### RECORDS PROVIDED ###
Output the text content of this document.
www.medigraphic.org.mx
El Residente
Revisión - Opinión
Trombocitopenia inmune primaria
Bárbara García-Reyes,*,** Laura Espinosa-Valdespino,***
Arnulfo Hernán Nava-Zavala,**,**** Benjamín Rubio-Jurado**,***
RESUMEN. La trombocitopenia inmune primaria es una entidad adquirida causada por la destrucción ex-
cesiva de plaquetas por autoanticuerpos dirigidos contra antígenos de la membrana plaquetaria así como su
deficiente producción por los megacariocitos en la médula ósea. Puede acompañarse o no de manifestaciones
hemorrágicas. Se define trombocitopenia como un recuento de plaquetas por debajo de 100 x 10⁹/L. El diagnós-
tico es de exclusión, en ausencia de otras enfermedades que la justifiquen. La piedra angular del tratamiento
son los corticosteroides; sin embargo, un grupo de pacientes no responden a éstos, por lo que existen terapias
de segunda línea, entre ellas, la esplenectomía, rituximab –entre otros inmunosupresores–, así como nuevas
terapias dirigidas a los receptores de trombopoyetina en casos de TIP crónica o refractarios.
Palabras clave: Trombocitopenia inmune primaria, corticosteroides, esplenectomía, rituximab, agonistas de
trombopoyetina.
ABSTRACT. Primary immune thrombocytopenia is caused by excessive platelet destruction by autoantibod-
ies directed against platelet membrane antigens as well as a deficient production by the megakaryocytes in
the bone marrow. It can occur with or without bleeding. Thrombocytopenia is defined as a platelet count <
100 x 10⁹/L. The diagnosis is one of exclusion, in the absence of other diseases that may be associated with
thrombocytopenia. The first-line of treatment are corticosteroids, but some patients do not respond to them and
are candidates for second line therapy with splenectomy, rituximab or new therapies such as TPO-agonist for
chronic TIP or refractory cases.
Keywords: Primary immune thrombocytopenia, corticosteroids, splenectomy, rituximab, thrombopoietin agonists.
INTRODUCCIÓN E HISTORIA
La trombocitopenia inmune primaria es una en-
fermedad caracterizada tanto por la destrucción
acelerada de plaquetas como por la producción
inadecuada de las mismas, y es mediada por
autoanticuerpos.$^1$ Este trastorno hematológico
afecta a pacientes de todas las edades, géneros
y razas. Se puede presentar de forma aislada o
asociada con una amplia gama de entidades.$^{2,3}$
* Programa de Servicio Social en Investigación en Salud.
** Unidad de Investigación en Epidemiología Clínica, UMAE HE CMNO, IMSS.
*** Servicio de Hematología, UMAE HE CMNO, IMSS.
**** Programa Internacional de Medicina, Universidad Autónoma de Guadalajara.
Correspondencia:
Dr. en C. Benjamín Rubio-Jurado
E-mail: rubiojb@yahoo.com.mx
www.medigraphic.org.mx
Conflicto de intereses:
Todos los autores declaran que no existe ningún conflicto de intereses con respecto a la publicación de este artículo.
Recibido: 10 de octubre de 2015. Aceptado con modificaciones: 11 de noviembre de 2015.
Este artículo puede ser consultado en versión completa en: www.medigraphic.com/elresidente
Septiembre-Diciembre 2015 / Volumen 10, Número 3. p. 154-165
###
▶ [THE PROBLEM]: Nothing should be omitted or altered. Retype the records exactly.

▶ [FINAL ANSWER]:
Output the text content of this document.
www.medigraphic.org.mx
El Residente
Revisión - Opinión
Trombocitopenia inmune primaria
Bárbara García-Reyes,*,** Laura Espinosa-Valdespino,***
Arnulfo Hernán Nava-Zavala,**,**** Benjamín Rubio-Jurado**,***
RESUMEN. La trombocitopenia inmune primaria es una entidad adquirida causada por la destrucción ex-
cesiva de plaquetas por autoanticuerpos dirigidos contra antígenos de la membrana plaquetaria así como su
deficiente producción por los megacariocitos en la médula ósea. Puede acompañarse o no de manifestaciones
hemorrágicas. Se define trombocitopenia como un recuento de plaquetas por debajo de 100 x 10⁹/L. El diagnós-
tico es de exclusión, en ausencia de otras enfermedades que la justifiquen. La piedra angular del tratamiento
son los corticosteroides; sin embargo, un grupo de pacientes no responden a éstos, por lo que existen terapias
de segunda línea, entre ellas, la esplenectomía, rituximab –entre otros inmunosupresores–, así como nuevas
terapias dirigidas a los receptores de trombopoyetina en casos de TIP crónica o refractarios.
Palabras clave: Trombocitopenia inmune primaria, corticosteroides, esplenectomía, rituximab, agonistas de
trombopoyetina.
ABSTRACT. Primary immune thrombocytopenia is caused by excessive platelet destruction by autoantibod-
ies directed against platelet membrane antigens as well as a deficient production by the megakaryocytes in
the bone marrow. It can occur with or without bleeding. Thrombocytopenia is defined as a platelet count <
100 x 10⁹/L. The diagnosis is one of exclusion, in the absence of other diseases that may be associated with
thrombocytopenia. The first-line of treatment are corticosteroids, but some patients do not respond to them and
are candidates for second line therapy with splenectomy, rituximab or new therapies such as TPO-agonist for
chronic TIP or refractory cases.
Keywords: Primary immune thrombocytopenia, corticosteroids, splenectomy, rituximab, thrombopoietin agonists.
INTRODUCCIÓN E HISTORIA
La trombocitopenia inmune primaria es una en-
fermedad caracterizada tanto por la destrucción
acelerada de plaquetas como por la producción
inadecuada de las mismas, y es mediada por
autoanticuerpos.$^1$ Este trastorno hematológico
afecta a pacientes de todas las edades, géneros
y razas. Se puede presentar de forma aislada o
asociada con una amplia gama de entidades.$^{2,3}$
* Programa de Servicio Social en Investigación en Salud.
** Unidad de Investigación en Epidemiología Clínica, UMAE HE CMNO, IMSS.
*** Servicio de Hematología, UMAE HE CMNO, IMSS.
**** Programa Internacional de Medicina, Universidad Autónoma de Guadalajara.
Correspondencia:
Dr. en C. Benjamín Rubio-Jurado
E-mail: rubiojb@yahoo.com.mx
www.medigraphic.org.mx
Conflicto de intereses:
Todos los autores declaran que no existe ningún conflicto de intereses con respecto a la publicación de este artículo.
Recibido: 10 de octubre de 2015. Aceptado con modificaciones: 11 de noviembre de 2015.
Este artículo puede ser consultado en versión completa en: www.medigraphic.com/elresidente
Septiembre-Diciembre 2015 / Volumen 10, Número 3. p. 154-165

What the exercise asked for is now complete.